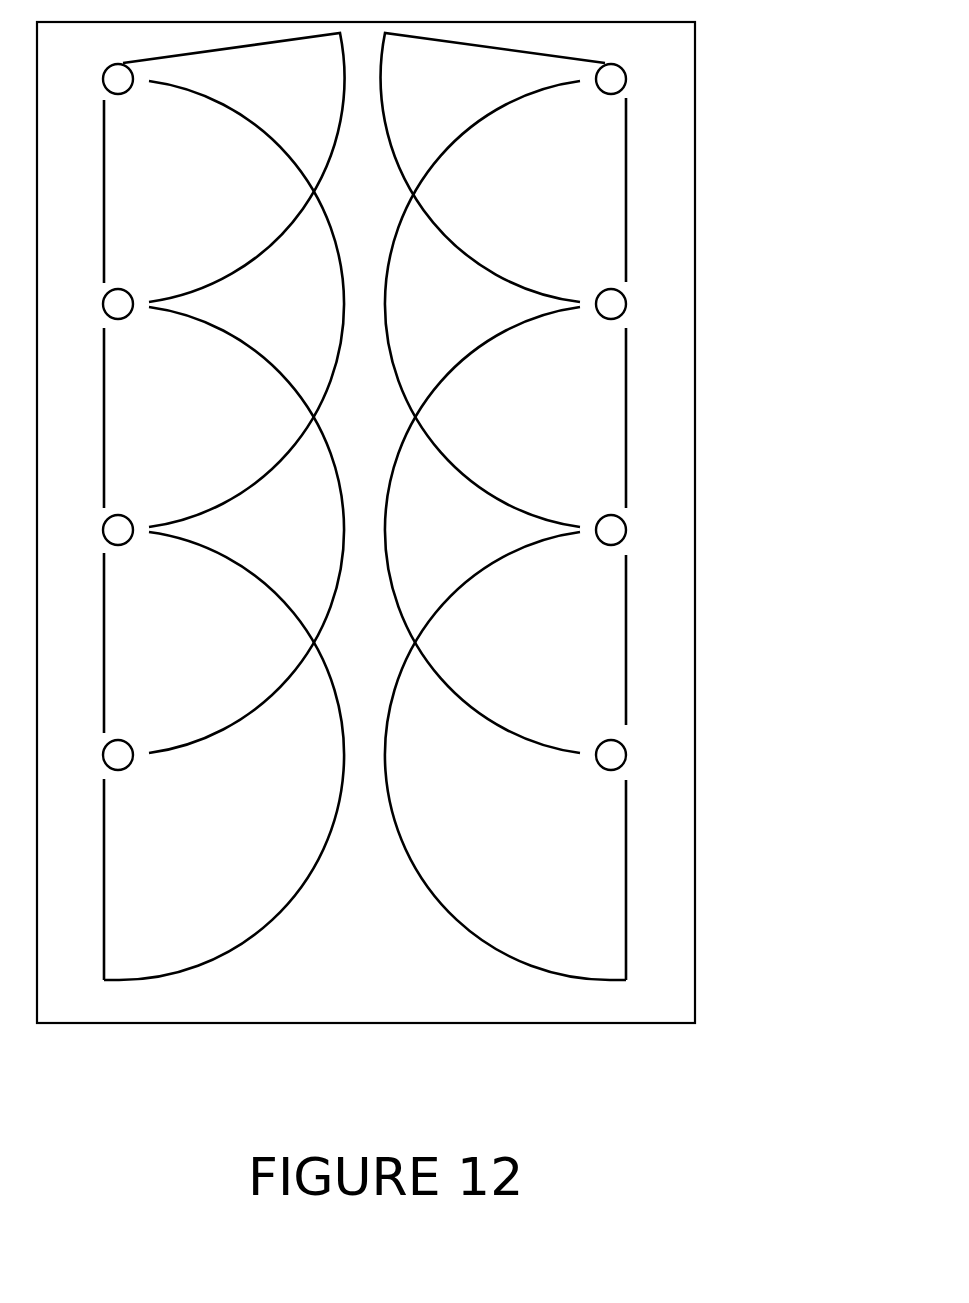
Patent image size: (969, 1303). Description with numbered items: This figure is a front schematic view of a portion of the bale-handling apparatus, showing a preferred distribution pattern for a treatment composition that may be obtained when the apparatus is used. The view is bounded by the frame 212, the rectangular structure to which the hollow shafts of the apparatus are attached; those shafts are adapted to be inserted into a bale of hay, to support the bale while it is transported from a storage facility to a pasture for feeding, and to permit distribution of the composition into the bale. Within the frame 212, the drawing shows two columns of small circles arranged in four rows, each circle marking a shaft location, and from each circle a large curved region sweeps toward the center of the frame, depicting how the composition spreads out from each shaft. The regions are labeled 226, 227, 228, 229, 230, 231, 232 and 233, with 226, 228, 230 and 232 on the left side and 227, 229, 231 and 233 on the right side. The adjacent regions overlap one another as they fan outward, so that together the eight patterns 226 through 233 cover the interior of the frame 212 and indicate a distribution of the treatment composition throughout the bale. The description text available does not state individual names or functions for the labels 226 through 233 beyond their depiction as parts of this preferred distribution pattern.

The frame 212 is at (695, 372).
The feed slot / blade segment 226 is at (340, 92).
The feed slot / blade segment 227 is at (385, 95).
The feed slot / blade segment 228 is at (343, 317).
The feed slot / blade segment 229 is at (385, 307).
The feed slot / blade segment 230 is at (343, 547).
The feed slot / blade segment 231 is at (387, 547).
The feed slot / blade segment 232 is at (347, 760).
The feed slot / blade segment 233 is at (388, 758).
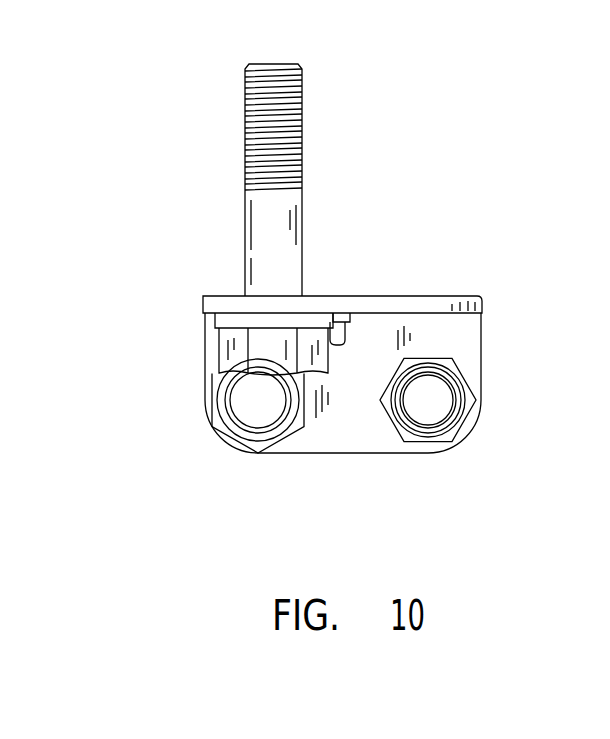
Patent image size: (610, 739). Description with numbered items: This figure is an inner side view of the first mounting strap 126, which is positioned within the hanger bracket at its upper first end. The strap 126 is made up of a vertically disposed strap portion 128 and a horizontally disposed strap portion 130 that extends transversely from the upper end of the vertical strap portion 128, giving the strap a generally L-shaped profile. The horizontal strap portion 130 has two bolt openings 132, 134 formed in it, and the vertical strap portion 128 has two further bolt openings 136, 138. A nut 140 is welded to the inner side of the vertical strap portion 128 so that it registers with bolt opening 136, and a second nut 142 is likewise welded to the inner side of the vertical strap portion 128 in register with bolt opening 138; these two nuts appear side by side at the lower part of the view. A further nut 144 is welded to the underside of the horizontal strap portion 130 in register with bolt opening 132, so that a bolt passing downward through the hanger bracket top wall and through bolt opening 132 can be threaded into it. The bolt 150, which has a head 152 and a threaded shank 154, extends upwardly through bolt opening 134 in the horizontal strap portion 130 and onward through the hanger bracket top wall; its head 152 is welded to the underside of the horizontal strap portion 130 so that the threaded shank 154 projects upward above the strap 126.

__TASK REQUIREMENTS__
Print the material word for word, leaving out the pictures.

__SOLUTION FOR THIS PROBLEM__
Patent image size: (969, 1303). Description with numbered items: This figure is a front schematic view of a portion of the bale-handling apparatus, showing a preferred distribution pattern for a treatment composition that may be obtained when the apparatus is used. The view is bounded by the frame 212, the rectangular structure to which the hollow shafts of the apparatus are attached; those shafts are adapted to be inserted into a bale of hay, to support the bale while it is transported from a storage facility to a pasture for feeding, and to permit distribution of the composition into the bale. Within the frame 212, the drawing shows two columns of small circles arranged in four rows, each circle marking a shaft location, and from each circle a large curved region sweeps toward the center of the frame, depicting how the composition spreads out from each shaft. The regions are labeled 226, 227, 228, 229, 230, 231, 232 and 233, with 226, 228, 230 and 232 on the left side and 227, 229, 231 and 233 on the right side. The adjacent regions overlap one another as they fan outward, so that together the eight patterns 226 through 233 cover the interior of the frame 212 and indicate a distribution of the treatment composition throughout the bale. The description text available does not state individual names or functions for the labels 226 through 233 beyond their depiction as parts of this preferred distribution pattern.

The frame 212 is at (695, 372).
The feed slot / blade segment 226 is at (340, 92).
The feed slot / blade segment 227 is at (385, 95).
The feed slot / blade segment 228 is at (343, 317).
The feed slot / blade segment 229 is at (385, 307).
The feed slot / blade segment 230 is at (343, 547).
The feed slot / blade segment 231 is at (387, 547).
The feed slot / blade segment 232 is at (347, 760).
The feed slot / blade segment 233 is at (388, 758).
Patent image size: (610, 739). Description with numbered items: This figure is an inner side view of the first mounting strap 126, which is positioned within the hanger bracket at its upper first end. The strap 126 is made up of a vertically disposed strap portion 128 and a horizontally disposed strap portion 130 that extends transversely from the upper end of the vertical strap portion 128, giving the strap a generally L-shaped profile. The horizontal strap portion 130 has two bolt openings 132, 134 formed in it, and the vertical strap portion 128 has two further bolt openings 136, 138. A nut 140 is welded to the inner side of the vertical strap portion 128 so that it registers with bolt opening 136, and a second nut 142 is likewise welded to the inner side of the vertical strap portion 128 in register with bolt opening 138; these two nuts appear side by side at the lower part of the view. A further nut 144 is welded to the underside of the horizontal strap portion 130 in register with bolt opening 132, so that a bolt passing downward through the hanger bracket top wall and through bolt opening 132 can be threaded into it. The bolt 150, which has a head 152 and a threaded shank 154, extends upwardly through bolt opening 134 in the horizontal strap portion 130 and onward through the hanger bracket top wall; its head 152 is welded to the underside of the horizontal strap portion 130 so that the threaded shank 154 projects upward above the strap 126.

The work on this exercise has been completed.